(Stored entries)
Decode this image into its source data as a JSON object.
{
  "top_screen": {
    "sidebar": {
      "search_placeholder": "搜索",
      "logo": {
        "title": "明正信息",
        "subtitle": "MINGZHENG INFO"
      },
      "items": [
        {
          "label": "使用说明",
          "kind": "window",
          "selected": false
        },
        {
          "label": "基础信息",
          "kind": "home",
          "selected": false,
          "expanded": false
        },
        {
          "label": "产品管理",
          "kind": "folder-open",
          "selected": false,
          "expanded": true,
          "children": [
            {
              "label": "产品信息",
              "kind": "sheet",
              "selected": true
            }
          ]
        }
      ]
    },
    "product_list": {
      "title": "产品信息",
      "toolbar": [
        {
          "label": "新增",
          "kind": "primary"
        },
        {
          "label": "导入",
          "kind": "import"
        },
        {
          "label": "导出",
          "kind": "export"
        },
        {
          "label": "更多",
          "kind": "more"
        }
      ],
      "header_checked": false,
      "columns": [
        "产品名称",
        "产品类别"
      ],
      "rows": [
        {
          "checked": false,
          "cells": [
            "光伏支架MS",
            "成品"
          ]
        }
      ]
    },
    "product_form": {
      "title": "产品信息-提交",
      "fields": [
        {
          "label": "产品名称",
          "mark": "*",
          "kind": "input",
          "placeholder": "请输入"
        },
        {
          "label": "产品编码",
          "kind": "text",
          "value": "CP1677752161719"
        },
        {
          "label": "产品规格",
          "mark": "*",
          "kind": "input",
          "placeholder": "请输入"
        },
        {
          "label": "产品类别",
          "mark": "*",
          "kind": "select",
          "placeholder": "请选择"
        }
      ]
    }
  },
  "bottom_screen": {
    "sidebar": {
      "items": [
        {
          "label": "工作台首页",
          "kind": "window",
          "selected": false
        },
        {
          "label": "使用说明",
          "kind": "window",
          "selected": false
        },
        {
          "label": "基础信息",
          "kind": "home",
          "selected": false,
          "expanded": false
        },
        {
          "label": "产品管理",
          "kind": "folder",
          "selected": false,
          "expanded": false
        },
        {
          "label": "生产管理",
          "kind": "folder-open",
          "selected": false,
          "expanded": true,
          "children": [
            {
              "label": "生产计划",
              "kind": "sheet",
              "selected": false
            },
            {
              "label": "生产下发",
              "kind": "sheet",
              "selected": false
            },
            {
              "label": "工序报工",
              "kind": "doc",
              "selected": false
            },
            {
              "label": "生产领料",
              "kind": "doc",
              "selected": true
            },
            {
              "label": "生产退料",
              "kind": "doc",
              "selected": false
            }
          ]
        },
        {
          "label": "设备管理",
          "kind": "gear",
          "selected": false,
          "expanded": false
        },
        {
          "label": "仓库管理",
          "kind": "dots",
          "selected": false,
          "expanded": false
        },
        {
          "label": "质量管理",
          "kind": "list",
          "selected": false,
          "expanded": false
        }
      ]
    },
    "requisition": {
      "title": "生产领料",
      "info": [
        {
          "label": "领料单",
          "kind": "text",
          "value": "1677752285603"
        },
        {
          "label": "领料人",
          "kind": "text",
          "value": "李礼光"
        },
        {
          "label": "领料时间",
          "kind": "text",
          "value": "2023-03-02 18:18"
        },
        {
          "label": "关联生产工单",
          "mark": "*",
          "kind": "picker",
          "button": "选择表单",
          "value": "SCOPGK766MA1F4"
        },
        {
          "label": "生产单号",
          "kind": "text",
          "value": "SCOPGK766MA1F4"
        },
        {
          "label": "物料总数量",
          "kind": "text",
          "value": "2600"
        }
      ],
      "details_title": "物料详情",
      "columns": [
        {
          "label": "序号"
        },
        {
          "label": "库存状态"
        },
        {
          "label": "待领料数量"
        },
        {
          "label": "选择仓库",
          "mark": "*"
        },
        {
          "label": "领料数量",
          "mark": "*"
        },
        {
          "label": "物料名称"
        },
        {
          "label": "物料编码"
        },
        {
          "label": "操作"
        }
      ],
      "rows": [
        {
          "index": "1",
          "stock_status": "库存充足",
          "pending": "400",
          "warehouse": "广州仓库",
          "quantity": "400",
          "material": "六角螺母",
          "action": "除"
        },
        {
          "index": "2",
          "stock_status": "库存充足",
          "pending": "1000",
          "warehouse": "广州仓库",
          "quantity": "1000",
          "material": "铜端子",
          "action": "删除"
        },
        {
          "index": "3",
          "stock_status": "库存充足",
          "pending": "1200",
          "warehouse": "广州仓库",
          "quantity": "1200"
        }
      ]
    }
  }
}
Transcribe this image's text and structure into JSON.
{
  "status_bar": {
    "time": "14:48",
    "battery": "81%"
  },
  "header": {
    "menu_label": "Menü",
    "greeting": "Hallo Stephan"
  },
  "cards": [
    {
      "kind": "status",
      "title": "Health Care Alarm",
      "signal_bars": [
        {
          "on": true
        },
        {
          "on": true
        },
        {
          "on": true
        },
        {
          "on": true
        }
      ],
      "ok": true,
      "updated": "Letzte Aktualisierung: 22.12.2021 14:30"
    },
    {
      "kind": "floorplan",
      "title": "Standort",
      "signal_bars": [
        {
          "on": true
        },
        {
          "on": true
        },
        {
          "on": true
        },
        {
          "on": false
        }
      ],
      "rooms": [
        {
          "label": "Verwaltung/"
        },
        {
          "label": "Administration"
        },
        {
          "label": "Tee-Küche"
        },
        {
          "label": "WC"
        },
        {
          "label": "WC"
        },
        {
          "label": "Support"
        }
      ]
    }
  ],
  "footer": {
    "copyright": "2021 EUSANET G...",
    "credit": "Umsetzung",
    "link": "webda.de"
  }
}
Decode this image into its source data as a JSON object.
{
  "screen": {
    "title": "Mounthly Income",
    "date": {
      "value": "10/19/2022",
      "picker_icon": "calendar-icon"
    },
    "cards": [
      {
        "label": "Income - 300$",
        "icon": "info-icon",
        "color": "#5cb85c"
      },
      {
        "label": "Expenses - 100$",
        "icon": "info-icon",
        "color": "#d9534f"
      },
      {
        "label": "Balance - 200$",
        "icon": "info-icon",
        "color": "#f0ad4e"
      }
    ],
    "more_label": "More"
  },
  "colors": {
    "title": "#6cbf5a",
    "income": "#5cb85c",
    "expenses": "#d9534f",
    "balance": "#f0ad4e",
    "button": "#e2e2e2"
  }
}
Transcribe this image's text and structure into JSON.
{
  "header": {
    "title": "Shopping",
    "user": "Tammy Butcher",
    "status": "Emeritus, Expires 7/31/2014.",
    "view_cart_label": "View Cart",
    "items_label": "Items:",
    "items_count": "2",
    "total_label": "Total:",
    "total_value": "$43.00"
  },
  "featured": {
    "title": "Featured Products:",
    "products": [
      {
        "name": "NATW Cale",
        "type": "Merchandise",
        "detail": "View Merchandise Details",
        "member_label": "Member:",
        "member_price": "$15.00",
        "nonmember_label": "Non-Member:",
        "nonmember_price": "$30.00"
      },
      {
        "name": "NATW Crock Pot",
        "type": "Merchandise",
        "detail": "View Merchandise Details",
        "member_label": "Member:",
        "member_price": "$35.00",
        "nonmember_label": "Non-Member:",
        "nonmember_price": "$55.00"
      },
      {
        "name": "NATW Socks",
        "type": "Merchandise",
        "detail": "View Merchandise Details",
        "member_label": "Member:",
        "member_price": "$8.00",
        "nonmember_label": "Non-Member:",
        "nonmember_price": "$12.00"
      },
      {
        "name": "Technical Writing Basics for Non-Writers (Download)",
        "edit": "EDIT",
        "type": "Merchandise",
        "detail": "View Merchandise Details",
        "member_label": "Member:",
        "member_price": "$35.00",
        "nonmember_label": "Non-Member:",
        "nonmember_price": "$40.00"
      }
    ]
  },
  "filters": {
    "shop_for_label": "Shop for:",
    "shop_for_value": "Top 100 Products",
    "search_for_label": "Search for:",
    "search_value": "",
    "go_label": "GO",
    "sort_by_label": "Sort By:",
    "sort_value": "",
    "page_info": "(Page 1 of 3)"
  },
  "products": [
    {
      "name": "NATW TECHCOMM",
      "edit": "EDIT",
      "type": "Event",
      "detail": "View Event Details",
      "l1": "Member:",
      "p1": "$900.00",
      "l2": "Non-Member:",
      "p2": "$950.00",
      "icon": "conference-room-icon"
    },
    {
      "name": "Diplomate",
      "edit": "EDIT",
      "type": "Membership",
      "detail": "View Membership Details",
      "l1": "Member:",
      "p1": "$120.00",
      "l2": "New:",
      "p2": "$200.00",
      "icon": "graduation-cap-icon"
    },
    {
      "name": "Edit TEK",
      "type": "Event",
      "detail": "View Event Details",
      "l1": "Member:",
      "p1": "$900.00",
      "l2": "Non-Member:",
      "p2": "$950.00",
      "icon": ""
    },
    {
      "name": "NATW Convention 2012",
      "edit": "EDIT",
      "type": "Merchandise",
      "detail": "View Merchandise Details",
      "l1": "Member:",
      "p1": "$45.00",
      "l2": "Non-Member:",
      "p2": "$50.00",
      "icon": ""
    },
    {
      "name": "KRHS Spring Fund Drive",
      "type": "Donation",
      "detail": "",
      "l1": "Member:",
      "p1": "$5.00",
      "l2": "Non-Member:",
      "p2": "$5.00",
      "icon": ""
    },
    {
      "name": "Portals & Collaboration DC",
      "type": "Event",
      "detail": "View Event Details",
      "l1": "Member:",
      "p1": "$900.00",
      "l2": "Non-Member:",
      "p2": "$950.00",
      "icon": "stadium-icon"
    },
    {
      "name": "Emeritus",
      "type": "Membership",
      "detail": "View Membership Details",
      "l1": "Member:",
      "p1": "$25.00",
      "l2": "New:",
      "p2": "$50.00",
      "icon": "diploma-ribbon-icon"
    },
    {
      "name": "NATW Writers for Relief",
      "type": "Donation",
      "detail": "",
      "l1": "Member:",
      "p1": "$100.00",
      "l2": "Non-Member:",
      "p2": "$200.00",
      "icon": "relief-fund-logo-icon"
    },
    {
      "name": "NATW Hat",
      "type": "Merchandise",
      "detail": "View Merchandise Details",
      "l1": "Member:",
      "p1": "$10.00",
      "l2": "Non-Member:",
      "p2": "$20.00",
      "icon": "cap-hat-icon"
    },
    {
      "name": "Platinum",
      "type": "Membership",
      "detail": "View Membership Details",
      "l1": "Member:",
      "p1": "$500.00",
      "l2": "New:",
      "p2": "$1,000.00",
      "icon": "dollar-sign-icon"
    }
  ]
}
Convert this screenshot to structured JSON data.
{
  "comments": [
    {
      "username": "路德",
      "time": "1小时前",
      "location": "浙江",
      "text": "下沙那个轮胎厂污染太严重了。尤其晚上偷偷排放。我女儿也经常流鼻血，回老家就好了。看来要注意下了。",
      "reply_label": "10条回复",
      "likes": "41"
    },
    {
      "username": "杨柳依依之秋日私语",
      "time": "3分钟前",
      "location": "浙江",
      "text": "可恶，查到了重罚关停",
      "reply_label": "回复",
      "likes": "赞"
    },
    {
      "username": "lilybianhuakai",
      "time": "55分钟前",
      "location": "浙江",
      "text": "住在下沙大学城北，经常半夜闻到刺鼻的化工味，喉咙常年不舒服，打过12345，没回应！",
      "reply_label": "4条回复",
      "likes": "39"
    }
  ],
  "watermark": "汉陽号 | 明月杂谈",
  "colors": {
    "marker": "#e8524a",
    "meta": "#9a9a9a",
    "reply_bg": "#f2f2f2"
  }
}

**Exercise requirements**
Write out exactly the final stretch of the records: the line containing "Convert this screenshot" and every line after it, through the last, and nothing else.

**Output below**
Convert this screenshot to structured JSON data.
{
  "comments": [
    {
      "username": "路德",
      "time": "1小时前",
      "location": "浙江",
      "text": "下沙那个轮胎厂污染太严重了。尤其晚上偷偷排放。我女儿也经常流鼻血，回老家就好了。看来要注意下了。",
      "reply_label": "10条回复",
      "likes": "41"
    },
    {
      "username": "杨柳依依之秋日私语",
      "time": "3分钟前",
      "location": "浙江",
      "text": "可恶，查到了重罚关停",
      "reply_label": "回复",
      "likes": "赞"
    },
    {
      "username": "lilybianhuakai",
      "time": "55分钟前",
      "location": "浙江",
      "text": "住在下沙大学城北，经常半夜闻到刺鼻的化工味，喉咙常年不舒服，打过12345，没回应！",
      "reply_label": "4条回复",
      "likes": "39"
    }
  ],
  "watermark": "汉陽号 | 明月杂谈",
  "colors": {
    "marker": "#e8524a",
    "meta": "#9a9a9a",
    "reply_bg": "#f2f2f2"
  }
}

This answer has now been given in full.